====== Provided records
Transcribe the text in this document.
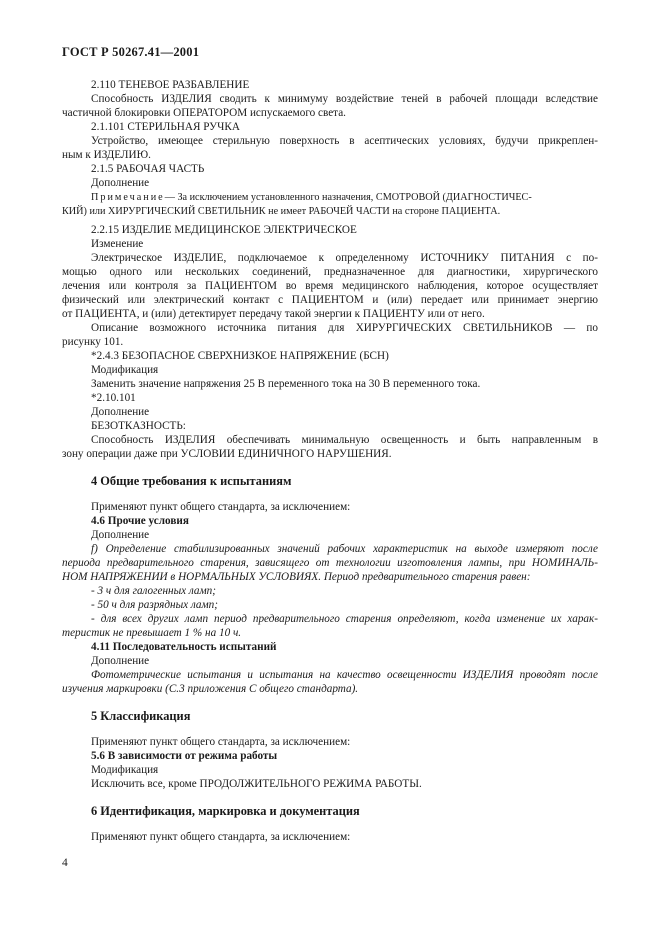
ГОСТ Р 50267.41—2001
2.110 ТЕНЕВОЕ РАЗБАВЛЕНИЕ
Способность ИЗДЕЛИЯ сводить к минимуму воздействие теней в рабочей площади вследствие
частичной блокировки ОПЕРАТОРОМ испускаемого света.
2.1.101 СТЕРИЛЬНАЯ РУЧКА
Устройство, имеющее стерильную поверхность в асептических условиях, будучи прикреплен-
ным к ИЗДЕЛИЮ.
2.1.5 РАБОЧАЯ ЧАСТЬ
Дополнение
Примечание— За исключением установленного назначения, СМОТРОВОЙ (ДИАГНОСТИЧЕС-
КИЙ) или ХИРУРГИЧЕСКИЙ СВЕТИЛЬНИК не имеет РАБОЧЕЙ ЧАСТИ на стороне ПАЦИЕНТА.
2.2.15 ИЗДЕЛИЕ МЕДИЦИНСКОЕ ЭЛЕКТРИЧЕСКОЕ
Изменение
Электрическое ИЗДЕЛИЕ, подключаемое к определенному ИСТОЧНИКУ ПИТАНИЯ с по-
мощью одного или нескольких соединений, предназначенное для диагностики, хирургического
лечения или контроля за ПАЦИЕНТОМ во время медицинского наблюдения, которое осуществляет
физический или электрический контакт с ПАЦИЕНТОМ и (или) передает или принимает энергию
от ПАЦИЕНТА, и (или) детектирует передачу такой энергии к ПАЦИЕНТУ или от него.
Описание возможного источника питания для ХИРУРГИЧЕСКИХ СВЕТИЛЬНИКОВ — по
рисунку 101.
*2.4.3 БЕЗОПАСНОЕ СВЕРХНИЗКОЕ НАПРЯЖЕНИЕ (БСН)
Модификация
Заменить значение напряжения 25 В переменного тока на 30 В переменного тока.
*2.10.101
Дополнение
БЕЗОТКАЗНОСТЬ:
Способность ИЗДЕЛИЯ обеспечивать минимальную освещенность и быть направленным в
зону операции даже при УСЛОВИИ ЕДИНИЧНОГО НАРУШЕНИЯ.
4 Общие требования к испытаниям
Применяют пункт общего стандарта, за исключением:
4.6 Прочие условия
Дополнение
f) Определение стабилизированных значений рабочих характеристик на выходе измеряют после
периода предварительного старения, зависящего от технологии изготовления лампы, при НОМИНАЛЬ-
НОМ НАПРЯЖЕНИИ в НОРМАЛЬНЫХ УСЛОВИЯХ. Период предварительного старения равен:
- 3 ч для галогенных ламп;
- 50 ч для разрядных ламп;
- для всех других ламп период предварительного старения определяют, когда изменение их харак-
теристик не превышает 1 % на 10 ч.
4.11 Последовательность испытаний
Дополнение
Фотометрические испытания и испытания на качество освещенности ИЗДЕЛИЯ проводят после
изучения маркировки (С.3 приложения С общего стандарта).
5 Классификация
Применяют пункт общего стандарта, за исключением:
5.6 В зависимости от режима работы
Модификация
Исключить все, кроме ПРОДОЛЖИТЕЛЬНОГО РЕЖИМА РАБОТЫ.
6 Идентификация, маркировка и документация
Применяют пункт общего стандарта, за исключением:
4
============
Exercise aim ->
Note each line of the entries that has "ИЗДЕЛИЯ" in it, and copy those lines.

Task result ->
Способность ИЗДЕЛИЯ сводить к минимуму воздействие теней в рабочей площади вследствие
Способность ИЗДЕЛИЯ обеспечивать минимальную освещенность и быть направленным в
Фотометрические испытания и испытания на качество освещенности ИЗДЕЛИЯ проводят после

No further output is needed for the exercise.